[BEGIN Material provided]

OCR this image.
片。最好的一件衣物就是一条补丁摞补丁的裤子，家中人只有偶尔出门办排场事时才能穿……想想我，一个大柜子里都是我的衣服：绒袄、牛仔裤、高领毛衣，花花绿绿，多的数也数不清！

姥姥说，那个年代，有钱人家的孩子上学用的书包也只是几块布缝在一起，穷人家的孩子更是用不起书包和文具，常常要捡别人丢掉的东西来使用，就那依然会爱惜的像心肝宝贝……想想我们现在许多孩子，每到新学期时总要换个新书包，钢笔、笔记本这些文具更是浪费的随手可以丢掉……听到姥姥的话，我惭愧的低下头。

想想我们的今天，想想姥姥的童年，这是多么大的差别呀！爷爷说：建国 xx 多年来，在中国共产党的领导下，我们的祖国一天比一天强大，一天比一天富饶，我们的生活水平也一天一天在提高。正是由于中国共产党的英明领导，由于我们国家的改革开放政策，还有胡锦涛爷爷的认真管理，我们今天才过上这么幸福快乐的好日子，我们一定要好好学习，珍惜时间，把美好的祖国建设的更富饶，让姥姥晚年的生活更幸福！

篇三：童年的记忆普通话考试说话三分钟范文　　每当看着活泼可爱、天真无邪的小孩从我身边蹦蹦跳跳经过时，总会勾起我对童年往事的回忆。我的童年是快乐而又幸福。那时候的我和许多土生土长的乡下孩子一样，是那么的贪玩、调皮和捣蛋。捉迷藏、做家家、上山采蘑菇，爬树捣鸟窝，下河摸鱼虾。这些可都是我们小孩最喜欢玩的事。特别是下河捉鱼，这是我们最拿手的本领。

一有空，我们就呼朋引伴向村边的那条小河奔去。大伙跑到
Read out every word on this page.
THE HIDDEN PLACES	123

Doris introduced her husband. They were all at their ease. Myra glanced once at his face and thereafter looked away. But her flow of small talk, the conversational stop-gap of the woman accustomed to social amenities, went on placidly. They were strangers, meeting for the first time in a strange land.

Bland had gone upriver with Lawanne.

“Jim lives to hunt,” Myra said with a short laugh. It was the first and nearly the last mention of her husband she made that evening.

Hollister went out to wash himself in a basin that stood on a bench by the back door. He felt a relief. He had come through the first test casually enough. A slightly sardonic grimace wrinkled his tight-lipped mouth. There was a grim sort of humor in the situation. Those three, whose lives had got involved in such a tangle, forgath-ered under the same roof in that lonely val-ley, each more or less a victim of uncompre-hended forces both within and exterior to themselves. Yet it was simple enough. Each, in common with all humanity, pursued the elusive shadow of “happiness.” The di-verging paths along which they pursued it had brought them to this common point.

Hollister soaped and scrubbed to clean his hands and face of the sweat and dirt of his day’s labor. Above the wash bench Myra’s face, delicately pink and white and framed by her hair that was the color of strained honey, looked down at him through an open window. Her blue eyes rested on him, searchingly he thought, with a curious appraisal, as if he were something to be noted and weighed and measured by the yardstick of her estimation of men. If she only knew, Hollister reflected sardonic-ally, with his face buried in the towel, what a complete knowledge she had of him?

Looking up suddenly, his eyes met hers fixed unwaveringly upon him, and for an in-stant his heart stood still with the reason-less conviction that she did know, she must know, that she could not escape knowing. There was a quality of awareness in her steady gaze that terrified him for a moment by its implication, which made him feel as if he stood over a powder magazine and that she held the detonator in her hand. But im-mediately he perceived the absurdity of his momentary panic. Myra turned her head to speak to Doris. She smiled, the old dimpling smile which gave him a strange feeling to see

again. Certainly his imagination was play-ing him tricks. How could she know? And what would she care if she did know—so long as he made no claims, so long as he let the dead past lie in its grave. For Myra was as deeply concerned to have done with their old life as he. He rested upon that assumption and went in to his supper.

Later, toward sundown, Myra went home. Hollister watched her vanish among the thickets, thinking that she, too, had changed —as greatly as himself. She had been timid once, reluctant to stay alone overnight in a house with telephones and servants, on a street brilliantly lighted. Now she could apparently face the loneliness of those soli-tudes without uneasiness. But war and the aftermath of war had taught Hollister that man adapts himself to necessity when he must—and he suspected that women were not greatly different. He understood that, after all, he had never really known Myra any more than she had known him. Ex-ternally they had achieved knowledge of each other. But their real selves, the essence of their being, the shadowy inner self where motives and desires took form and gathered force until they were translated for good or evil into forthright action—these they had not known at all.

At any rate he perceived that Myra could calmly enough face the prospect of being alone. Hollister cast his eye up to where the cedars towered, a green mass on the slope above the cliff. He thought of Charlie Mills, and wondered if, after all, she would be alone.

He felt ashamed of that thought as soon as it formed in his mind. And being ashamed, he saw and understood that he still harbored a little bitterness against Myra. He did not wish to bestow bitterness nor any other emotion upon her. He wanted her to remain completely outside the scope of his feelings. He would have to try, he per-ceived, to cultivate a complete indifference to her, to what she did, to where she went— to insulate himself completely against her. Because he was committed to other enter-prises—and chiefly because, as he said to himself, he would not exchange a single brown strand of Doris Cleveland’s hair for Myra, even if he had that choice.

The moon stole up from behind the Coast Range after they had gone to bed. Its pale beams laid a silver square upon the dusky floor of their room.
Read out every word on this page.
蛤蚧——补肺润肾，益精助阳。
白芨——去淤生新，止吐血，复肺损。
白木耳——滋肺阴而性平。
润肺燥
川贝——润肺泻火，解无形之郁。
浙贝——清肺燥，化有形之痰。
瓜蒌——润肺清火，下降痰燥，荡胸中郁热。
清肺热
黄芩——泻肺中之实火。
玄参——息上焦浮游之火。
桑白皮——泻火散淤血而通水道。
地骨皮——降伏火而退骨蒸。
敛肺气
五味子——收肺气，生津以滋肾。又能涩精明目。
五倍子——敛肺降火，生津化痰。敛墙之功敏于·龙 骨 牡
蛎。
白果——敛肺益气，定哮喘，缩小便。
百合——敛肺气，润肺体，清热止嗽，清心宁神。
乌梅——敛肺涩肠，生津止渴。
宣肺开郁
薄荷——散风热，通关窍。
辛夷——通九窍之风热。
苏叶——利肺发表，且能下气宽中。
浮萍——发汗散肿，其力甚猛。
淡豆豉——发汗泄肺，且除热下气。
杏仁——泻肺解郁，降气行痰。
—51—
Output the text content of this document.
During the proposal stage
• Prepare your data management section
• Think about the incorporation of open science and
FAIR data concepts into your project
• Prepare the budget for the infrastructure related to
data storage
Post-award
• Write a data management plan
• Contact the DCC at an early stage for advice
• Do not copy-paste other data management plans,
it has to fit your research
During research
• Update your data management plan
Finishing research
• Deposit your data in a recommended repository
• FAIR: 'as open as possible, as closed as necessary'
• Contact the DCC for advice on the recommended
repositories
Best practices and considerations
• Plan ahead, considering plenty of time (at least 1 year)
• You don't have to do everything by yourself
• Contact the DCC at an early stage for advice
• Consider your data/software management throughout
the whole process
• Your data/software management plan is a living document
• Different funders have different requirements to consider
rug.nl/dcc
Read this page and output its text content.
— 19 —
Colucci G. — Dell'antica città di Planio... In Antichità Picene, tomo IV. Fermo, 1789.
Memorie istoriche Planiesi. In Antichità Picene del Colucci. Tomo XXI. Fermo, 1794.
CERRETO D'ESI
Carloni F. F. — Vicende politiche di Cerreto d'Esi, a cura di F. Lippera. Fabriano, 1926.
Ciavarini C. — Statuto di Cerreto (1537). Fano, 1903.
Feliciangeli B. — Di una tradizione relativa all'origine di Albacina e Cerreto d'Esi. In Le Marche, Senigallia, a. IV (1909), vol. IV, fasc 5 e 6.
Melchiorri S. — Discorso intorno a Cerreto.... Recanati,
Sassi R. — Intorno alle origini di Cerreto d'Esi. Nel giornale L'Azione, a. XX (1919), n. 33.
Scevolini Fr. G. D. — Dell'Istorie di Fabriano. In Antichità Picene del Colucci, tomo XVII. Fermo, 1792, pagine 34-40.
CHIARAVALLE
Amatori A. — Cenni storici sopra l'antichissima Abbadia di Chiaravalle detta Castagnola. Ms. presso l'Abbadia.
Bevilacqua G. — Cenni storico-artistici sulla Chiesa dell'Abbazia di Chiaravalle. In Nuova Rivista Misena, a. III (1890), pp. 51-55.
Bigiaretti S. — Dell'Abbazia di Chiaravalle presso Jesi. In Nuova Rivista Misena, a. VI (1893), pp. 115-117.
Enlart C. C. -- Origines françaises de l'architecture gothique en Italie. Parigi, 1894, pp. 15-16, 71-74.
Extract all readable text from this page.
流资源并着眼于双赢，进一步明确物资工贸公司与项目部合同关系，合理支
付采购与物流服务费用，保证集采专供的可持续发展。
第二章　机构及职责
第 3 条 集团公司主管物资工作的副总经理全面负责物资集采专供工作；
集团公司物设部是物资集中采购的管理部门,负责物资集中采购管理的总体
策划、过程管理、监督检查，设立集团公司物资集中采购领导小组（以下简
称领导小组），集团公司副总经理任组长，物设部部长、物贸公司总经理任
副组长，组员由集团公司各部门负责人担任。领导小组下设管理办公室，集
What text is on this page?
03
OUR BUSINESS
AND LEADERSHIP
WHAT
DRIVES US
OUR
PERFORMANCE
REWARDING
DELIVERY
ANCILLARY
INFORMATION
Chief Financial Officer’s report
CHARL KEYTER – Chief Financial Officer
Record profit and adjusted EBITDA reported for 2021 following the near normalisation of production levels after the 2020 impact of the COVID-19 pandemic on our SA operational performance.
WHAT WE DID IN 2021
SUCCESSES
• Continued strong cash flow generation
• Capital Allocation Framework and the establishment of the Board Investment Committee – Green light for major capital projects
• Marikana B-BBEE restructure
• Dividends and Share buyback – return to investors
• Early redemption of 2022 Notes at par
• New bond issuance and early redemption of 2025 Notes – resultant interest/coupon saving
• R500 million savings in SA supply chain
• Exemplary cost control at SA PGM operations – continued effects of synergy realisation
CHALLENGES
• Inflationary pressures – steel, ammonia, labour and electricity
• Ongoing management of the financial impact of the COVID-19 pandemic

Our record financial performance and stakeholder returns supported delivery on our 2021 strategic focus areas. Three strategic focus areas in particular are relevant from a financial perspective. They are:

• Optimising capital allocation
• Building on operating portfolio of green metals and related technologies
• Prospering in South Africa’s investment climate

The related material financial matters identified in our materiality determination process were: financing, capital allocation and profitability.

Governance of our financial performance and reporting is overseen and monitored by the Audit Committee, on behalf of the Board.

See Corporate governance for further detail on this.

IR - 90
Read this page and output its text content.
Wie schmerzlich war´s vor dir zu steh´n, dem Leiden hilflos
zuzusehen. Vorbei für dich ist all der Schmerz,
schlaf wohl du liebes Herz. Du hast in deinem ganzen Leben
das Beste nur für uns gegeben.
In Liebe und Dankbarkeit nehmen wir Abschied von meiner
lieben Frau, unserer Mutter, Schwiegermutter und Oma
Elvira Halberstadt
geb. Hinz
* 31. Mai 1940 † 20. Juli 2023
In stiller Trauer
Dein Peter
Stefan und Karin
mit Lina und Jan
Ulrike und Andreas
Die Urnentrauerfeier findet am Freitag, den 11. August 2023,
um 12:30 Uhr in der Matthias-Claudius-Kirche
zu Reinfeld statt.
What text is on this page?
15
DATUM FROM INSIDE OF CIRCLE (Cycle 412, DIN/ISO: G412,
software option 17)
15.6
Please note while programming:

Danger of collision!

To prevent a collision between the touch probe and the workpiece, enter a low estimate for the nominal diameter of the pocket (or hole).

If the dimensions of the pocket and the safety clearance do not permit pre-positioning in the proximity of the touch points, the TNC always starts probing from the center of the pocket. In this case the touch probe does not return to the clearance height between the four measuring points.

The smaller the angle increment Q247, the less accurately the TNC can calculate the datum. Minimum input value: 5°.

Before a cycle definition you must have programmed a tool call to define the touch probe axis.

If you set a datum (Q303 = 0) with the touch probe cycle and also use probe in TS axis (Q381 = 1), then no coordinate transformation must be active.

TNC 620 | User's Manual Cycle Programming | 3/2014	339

[END Material provided]

▶ [Set task]: Each line above that holds the string "different" should be copied and shown.

▶ [Right answer]:
Later, toward sundown, Myra went home. Hollister watched her vanish among the thickets, thinking that she, too, had changed —as greatly as himself. She had been timid once, reluctant to stay alone overnight in a house with telephones and servants, on a street brilliantly lighted. Now she could apparently face the loneliness of those soli-tudes without uneasiness. But war and the aftermath of war had taught Hollister that man adapts himself to necessity when he must—and he suspected that women were not greatly different. He understood that, after all, he had never really known Myra any more than she had known him. Ex-ternally they had achieved knowledge of each other. But their real selves, the essence of their being, the shadowy inner self where motives and desires took form and gathered force until they were translated for good or evil into forthright action—these they had not known at all.
• Different funders have different requirements to consider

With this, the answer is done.